— start of TASK DATA —

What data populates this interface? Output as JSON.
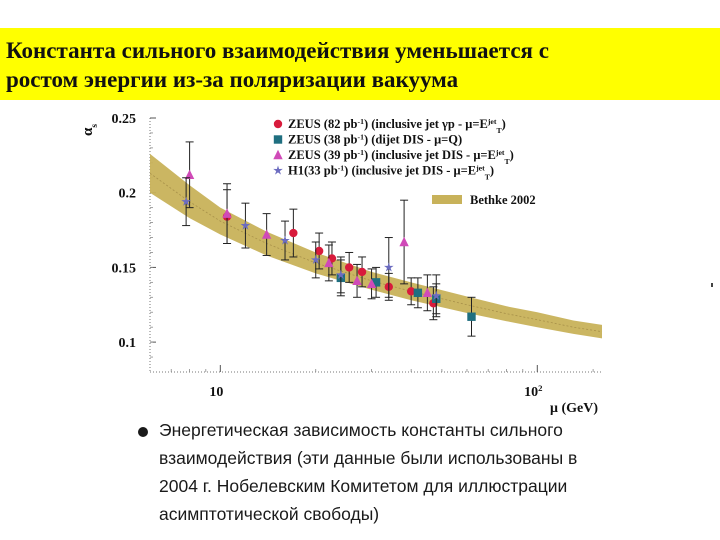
{
  "title": {
    "line1": "Константа сильного взаимодействия уменьшается с",
    "line2": "ростом энергии из-за поляризации вакуума"
  },
  "chart_data": {
    "type": "scatter",
    "xscale": "log",
    "xlim": [
      6,
      160
    ],
    "ylim": [
      0.08,
      0.25
    ],
    "xlabel": "μ (GeV)",
    "ylabel": "α",
    "ylabel_subscript": "s",
    "x_ticks": [
      {
        "value": 10,
        "label": "10"
      },
      {
        "value": 100,
        "label": "10",
        "sup": "2"
      }
    ],
    "y_ticks": [
      {
        "value": 0.1,
        "label": "0.1"
      },
      {
        "value": 0.15,
        "label": "0.15"
      },
      {
        "value": 0.2,
        "label": "0.2"
      },
      {
        "value": 0.25,
        "label": "0.25"
      }
    ],
    "band": {
      "name": "Bethke 2002",
      "color": "#c8b25a",
      "x": [
        6,
        8,
        10,
        14,
        20,
        30,
        40,
        60,
        80,
        100,
        130,
        160
      ],
      "center": [
        0.213,
        0.194,
        0.181,
        0.166,
        0.153,
        0.141,
        0.134,
        0.125,
        0.119,
        0.115,
        0.11,
        0.107
      ],
      "halfwidth": [
        0.013,
        0.011,
        0.009,
        0.008,
        0.007,
        0.006,
        0.006,
        0.0055,
        0.005,
        0.005,
        0.0045,
        0.0045
      ]
    },
    "legend_position": "top-right",
    "series": [
      {
        "label1": "ZEUS (82 pb",
        "sup1": "-1",
        "label2": ") (inclusive jet γp - μ=E",
        "sup2": "jet",
        "sub2": "T",
        "label3": ")",
        "marker": "circle",
        "color": "#d81b3c",
        "x": [
          10.5,
          17,
          20.5,
          22.5,
          25.5,
          28,
          34,
          40,
          47
        ],
        "y": [
          0.184,
          0.173,
          0.161,
          0.156,
          0.15,
          0.147,
          0.137,
          0.134,
          0.126
        ],
        "err": [
          0.018,
          0.016,
          0.012,
          0.011,
          0.01,
          0.01,
          0.009,
          0.009,
          0.011
        ]
      },
      {
        "label1": "ZEUS (38 pb",
        "sup1": "-1",
        "label2": ") (dijet DIS - μ=Q)",
        "sup2": "",
        "sub2": "",
        "label3": "",
        "marker": "square",
        "color": "#1f6f80",
        "x": [
          24,
          31,
          42,
          48,
          62
        ],
        "y": [
          0.143,
          0.14,
          0.133,
          0.129,
          0.117
        ],
        "err": [
          0.012,
          0.01,
          0.01,
          0.01,
          0.013
        ]
      },
      {
        "label1": "ZEUS (39 pb",
        "sup1": "-1",
        "label2": ") (inclusive jet DIS - μ=E",
        "sup2": "jet",
        "sub2": "T",
        "label3": ")",
        "marker": "triangle",
        "color": "#d04ab8",
        "x": [
          8,
          10.5,
          14,
          22,
          27,
          30,
          38,
          45
        ],
        "y": [
          0.212,
          0.186,
          0.172,
          0.153,
          0.141,
          0.139,
          0.167,
          0.133
        ],
        "err": [
          0.022,
          0.02,
          0.014,
          0.012,
          0.011,
          0.01,
          0.028,
          0.012
        ]
      },
      {
        "label1": "H1",
        "sup1": "",
        "label2": "(33 pb",
        "sup2": "-1",
        "sub2": "",
        "label3": ") (inclusive jet DIS - μ=E",
        "sup3": "jet",
        "sub3": "T",
        "label4": ")",
        "marker": "star",
        "color": "#6c6cc0",
        "x": [
          7.8,
          12,
          16,
          20,
          24,
          34,
          48
        ],
        "y": [
          0.194,
          0.178,
          0.168,
          0.155,
          0.145,
          0.15,
          0.131
        ],
        "err": [
          0.016,
          0.015,
          0.013,
          0.012,
          0.012,
          0.02,
          0.014
        ]
      }
    ]
  },
  "caption": "Энергетическая зависимость константы сильного взаимодействия (эти данные были использованы в 2004 г. Нобелевским Комитетом для иллюстрации асимптотической свободы)"
}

— end of TASK DATA —

■ WORK TO BE COMPLETED:
Using the listing above, state the number of lines that hold "marker", with no other text.

■ PROBLEM SOLUTION:
4